_Given exercise_
Nothing in the data should change when you return it, but leave the pictures out.

Stored data entries:
···
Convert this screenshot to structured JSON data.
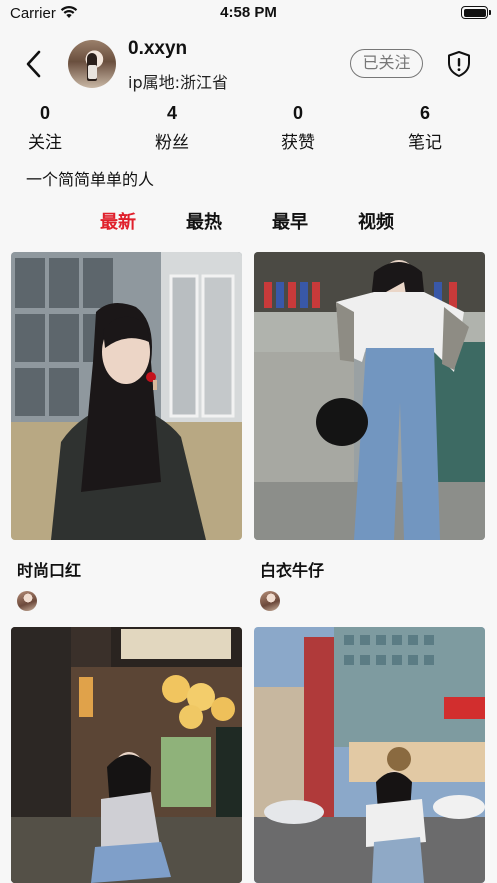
{
  "status_bar": {
    "carrier": "Carrier",
    "time": "4:58 PM"
  },
  "profile": {
    "username": "0.xxyn",
    "ip_location": "ip属地:浙江省",
    "follow_label": "已关注",
    "bio": "一个简简单单的人"
  },
  "stats": [
    {
      "value": "0",
      "label": "关注"
    },
    {
      "value": "4",
      "label": "粉丝"
    },
    {
      "value": "0",
      "label": "获赞"
    },
    {
      "value": "6",
      "label": "笔记"
    }
  ],
  "tabs": [
    {
      "label": "最新",
      "active": true
    },
    {
      "label": "最热",
      "active": false
    },
    {
      "label": "最早",
      "active": false
    },
    {
      "label": "视频",
      "active": false
    }
  ],
  "posts": [
    {
      "title": "时尚口红"
    },
    {
      "title": "白衣牛仔"
    },
    {
      "title": ""
    },
    {
      "title": ""
    }
  ],
  "icons": {
    "back": "chevron-left-icon",
    "report": "shield-exclamation-icon",
    "wifi": "wifi-icon",
    "battery": "battery-icon"
  },
  "colors": {
    "active_tab": "#e0202c",
    "follow_border": "#777777"
  }
}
···
_Task solution_
Convert this screenshot to structured JSON data.
{
  "status_bar": {
    "carrier": "Carrier",
    "time": "4:58 PM"
  },
  "profile": {
    "username": "0.xxyn",
    "ip_location": "ip属地:浙江省",
    "follow_label": "已关注",
    "bio": "一个简简单单的人"
  },
  "stats": [
    {
      "value": "0",
      "label": "关注"
    },
    {
      "value": "4",
      "label": "粉丝"
    },
    {
      "value": "0",
      "label": "获赞"
    },
    {
      "value": "6",
      "label": "笔记"
    }
  ],
  "tabs": [
    {
      "label": "最新",
      "active": true
    },
    {
      "label": "最热",
      "active": false
    },
    {
      "label": "最早",
      "active": false
    },
    {
      "label": "视频",
      "active": false
    }
  ],
  "posts": [
    {
      "title": "时尚口红"
    },
    {
      "title": "白衣牛仔"
    },
    {
      "title": ""
    },
    {
      "title": ""
    }
  ],
  "icons": {
    "back": "chevron-left-icon",
    "report": "shield-exclamation-icon",
    "wifi": "wifi-icon",
    "battery": "battery-icon"
  },
  "colors": {
    "active_tab": "#e0202c",
    "follow_border": "#777777"
  }
}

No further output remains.